What the exercise asks
Give the number of lines in this listing that contain "Sammelkorb", with no other words.

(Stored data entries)
────────────────

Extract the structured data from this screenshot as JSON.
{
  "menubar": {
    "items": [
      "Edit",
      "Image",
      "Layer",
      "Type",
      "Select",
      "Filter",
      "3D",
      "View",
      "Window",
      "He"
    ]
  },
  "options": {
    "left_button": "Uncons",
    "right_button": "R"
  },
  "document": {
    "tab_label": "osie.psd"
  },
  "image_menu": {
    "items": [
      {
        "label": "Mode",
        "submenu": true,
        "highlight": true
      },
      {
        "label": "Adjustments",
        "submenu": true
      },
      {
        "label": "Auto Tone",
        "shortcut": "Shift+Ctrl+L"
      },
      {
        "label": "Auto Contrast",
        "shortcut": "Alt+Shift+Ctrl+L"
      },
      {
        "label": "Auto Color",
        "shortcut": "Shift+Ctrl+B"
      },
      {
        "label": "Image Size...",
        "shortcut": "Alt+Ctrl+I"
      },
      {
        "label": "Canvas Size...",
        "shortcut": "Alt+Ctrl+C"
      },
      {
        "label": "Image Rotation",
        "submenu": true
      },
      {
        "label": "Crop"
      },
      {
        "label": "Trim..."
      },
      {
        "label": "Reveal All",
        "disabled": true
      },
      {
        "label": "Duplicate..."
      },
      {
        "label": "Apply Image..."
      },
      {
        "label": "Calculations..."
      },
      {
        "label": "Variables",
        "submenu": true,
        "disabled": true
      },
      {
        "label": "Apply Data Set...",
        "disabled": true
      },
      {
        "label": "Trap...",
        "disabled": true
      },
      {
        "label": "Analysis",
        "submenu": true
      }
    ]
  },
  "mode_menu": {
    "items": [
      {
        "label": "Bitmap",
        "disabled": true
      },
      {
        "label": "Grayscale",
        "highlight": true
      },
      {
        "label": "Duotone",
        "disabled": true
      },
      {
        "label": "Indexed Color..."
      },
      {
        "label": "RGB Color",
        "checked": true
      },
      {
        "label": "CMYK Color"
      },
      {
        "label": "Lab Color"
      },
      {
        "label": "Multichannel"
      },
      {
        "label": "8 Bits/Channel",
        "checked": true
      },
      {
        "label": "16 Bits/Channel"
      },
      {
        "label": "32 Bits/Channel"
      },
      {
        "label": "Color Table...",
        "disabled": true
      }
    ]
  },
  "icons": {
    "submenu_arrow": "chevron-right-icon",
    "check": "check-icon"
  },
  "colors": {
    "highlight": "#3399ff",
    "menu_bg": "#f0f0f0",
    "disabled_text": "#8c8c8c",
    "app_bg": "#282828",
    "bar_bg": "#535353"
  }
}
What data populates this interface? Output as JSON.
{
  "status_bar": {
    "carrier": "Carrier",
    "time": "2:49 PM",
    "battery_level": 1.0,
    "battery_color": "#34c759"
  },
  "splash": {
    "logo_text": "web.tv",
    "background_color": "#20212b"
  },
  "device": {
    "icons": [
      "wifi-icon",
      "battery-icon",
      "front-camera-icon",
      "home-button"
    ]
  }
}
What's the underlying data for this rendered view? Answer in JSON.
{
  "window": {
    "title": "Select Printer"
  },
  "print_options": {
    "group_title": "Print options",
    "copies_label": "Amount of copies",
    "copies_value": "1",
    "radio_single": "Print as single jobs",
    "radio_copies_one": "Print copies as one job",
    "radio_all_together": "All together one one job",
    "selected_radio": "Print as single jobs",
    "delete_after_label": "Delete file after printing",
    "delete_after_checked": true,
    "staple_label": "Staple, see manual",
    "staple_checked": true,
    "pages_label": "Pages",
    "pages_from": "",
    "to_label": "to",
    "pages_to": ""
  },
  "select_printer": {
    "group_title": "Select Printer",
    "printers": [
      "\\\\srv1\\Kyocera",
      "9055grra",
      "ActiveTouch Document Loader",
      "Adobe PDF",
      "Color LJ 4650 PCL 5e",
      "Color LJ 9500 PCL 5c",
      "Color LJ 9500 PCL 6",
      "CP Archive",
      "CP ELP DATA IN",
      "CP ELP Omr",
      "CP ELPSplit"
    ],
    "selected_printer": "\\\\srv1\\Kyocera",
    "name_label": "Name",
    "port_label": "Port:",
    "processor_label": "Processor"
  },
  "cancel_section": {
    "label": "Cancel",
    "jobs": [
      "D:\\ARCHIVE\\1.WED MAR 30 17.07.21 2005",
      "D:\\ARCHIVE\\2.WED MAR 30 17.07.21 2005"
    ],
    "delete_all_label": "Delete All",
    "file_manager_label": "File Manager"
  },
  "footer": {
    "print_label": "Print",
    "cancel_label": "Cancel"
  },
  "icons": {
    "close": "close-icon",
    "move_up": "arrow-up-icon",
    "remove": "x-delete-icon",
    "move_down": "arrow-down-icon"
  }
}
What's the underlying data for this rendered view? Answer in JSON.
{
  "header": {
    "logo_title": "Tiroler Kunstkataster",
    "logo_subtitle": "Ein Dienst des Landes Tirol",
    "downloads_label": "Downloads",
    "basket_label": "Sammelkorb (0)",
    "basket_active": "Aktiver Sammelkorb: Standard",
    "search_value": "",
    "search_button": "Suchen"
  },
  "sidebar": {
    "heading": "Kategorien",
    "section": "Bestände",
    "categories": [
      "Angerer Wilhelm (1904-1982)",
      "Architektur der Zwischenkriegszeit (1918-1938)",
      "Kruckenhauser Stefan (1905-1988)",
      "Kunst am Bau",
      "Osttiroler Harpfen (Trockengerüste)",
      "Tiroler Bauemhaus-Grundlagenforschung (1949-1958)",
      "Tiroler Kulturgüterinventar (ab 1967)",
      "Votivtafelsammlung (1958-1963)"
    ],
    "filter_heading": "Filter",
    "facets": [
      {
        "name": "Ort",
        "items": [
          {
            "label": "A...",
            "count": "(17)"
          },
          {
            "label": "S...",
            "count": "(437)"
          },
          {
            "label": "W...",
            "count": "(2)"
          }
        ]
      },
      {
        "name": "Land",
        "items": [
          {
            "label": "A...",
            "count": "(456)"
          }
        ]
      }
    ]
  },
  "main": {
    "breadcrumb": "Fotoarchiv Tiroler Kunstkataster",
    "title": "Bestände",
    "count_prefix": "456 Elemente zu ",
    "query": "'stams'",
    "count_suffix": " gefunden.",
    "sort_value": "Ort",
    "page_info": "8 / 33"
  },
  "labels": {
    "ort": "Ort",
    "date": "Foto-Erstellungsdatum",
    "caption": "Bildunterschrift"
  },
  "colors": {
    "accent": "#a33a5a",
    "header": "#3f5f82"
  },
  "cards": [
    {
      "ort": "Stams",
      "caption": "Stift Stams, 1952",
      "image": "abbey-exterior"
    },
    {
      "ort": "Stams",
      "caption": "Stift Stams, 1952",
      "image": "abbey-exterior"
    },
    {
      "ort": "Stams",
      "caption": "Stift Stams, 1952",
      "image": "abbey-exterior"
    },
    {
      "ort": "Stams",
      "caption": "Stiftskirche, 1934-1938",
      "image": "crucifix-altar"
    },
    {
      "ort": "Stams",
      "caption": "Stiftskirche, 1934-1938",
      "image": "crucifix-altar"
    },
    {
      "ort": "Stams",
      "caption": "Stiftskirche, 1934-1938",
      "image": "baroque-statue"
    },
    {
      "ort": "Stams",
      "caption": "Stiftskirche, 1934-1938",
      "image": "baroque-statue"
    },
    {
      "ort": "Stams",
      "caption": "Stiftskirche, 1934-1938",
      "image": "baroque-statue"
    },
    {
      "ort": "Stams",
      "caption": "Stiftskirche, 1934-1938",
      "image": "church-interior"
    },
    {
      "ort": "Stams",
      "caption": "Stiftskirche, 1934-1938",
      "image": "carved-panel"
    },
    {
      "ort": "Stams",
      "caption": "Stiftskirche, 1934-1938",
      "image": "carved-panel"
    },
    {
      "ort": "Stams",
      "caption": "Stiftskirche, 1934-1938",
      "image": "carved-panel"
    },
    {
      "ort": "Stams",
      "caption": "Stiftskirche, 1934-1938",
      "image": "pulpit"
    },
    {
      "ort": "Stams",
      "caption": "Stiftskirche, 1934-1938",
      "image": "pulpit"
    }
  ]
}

────────────────

Written response
2